[Begin]
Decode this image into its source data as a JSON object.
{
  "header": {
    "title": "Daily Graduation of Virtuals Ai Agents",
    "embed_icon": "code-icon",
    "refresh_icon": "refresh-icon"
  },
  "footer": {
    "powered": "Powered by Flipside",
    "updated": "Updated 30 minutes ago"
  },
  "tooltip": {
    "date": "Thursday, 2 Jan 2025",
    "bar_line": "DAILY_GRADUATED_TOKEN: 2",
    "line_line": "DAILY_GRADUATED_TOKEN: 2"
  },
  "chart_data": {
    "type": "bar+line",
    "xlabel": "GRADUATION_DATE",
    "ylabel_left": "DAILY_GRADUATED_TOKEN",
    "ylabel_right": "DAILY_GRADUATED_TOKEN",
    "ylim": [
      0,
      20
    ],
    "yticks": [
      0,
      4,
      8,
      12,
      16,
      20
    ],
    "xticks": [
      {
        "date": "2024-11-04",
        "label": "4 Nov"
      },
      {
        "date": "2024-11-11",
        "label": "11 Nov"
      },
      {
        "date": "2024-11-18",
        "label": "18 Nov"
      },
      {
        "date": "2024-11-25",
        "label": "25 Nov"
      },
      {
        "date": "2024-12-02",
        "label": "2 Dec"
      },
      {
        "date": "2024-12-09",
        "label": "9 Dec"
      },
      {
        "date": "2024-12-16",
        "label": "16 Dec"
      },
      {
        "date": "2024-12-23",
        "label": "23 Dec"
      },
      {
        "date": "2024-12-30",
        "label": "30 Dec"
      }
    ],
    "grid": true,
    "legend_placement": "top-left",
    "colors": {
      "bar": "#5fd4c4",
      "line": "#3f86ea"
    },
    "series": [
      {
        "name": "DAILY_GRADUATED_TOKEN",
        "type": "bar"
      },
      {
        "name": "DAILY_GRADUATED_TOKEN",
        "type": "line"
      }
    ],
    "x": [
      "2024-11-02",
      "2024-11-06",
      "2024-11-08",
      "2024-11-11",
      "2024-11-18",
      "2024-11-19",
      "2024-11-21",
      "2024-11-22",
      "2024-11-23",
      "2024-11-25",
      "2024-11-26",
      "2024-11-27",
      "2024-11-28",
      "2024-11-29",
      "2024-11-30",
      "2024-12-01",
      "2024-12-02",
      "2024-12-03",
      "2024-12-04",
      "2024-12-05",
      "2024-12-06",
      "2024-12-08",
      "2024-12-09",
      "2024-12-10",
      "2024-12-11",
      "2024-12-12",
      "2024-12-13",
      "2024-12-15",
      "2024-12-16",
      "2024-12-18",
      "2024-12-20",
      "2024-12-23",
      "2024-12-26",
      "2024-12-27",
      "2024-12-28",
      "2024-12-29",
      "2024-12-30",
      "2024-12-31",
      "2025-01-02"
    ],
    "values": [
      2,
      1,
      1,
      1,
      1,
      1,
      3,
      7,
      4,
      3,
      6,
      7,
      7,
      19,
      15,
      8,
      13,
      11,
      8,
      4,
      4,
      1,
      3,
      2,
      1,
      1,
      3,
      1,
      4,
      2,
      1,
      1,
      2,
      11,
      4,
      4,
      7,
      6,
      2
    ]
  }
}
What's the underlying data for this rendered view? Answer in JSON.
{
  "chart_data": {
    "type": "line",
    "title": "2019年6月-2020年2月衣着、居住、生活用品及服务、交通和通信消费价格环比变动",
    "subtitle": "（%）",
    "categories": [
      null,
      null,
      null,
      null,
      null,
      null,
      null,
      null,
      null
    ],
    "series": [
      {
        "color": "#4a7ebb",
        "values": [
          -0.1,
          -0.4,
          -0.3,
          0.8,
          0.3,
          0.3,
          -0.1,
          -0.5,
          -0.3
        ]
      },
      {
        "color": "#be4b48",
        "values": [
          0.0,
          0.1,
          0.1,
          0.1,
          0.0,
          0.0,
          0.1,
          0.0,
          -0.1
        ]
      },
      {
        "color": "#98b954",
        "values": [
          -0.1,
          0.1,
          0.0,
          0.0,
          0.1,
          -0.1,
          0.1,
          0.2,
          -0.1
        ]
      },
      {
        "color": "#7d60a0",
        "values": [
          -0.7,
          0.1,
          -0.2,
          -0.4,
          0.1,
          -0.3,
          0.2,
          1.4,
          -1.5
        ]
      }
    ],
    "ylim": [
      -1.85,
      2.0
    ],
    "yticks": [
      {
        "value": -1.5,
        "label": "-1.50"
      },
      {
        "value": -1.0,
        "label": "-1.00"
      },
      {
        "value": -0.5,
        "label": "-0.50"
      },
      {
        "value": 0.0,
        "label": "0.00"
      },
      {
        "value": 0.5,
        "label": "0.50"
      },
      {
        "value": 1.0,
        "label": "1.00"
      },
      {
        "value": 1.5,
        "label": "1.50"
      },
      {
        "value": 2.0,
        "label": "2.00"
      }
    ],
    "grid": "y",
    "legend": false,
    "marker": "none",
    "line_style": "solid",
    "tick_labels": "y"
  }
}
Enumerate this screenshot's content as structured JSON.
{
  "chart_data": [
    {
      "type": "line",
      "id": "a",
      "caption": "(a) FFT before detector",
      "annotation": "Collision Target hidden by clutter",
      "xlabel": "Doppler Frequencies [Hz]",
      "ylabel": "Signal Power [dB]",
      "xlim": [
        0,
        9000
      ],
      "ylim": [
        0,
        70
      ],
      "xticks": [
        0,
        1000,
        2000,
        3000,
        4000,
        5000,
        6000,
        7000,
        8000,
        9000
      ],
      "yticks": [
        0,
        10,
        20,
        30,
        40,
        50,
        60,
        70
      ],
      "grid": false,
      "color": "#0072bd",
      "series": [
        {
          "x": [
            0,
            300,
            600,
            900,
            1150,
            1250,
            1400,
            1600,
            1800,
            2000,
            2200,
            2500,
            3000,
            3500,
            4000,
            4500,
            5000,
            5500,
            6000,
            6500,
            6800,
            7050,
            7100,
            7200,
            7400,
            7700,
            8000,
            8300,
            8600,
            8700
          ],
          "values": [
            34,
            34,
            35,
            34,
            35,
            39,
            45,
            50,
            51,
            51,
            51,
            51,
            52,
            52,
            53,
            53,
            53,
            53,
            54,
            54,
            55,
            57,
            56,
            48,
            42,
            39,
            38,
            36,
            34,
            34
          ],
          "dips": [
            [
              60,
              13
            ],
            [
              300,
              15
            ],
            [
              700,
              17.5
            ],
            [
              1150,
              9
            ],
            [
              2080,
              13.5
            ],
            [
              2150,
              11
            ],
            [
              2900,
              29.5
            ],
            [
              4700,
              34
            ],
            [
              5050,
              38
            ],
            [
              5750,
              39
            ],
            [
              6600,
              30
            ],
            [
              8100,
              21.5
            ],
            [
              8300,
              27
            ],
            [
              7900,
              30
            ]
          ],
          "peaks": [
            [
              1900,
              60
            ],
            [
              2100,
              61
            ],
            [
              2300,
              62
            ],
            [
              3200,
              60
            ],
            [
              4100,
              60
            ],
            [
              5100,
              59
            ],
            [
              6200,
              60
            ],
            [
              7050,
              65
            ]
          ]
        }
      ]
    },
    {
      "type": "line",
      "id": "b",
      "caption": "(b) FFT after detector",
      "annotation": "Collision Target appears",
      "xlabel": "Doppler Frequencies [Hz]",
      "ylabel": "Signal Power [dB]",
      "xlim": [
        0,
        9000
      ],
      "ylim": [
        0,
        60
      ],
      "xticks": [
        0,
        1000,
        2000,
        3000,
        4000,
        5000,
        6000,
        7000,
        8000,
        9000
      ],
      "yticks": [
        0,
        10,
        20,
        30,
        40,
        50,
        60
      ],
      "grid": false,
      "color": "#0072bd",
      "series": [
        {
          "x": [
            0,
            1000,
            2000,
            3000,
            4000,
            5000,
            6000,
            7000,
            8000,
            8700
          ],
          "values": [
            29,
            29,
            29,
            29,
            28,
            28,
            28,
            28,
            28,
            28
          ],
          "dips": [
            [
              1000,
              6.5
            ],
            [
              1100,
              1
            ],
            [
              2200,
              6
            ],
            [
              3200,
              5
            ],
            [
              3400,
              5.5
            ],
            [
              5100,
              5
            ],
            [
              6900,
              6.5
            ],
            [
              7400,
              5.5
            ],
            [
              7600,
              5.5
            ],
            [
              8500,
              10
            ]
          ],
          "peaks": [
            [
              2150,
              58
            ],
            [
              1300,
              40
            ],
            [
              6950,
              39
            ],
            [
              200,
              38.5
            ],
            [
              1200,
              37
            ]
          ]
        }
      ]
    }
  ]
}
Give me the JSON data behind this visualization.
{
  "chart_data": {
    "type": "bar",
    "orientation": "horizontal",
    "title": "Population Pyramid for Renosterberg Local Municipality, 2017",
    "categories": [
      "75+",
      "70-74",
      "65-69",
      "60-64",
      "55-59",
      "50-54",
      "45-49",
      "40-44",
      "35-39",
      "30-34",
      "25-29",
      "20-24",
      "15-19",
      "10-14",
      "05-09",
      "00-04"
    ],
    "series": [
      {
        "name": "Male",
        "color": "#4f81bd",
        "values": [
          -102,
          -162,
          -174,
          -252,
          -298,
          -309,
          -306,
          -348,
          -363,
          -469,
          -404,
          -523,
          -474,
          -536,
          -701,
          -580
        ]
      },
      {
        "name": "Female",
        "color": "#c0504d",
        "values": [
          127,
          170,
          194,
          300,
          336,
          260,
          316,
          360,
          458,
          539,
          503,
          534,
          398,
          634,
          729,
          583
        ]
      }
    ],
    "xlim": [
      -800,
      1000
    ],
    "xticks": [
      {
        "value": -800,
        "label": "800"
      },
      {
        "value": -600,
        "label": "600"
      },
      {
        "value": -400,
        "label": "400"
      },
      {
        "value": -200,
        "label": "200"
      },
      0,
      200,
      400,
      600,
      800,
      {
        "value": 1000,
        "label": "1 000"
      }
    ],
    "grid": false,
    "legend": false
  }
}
[End]
# Objective
Go through the records above and copy every line with the word "type".

# Solution for this task
    "type": "bar+line",
        "type": "bar"
        "type": "line"
    "type": "line",
      "type": "line",
      "type": "line",
    "type": "bar",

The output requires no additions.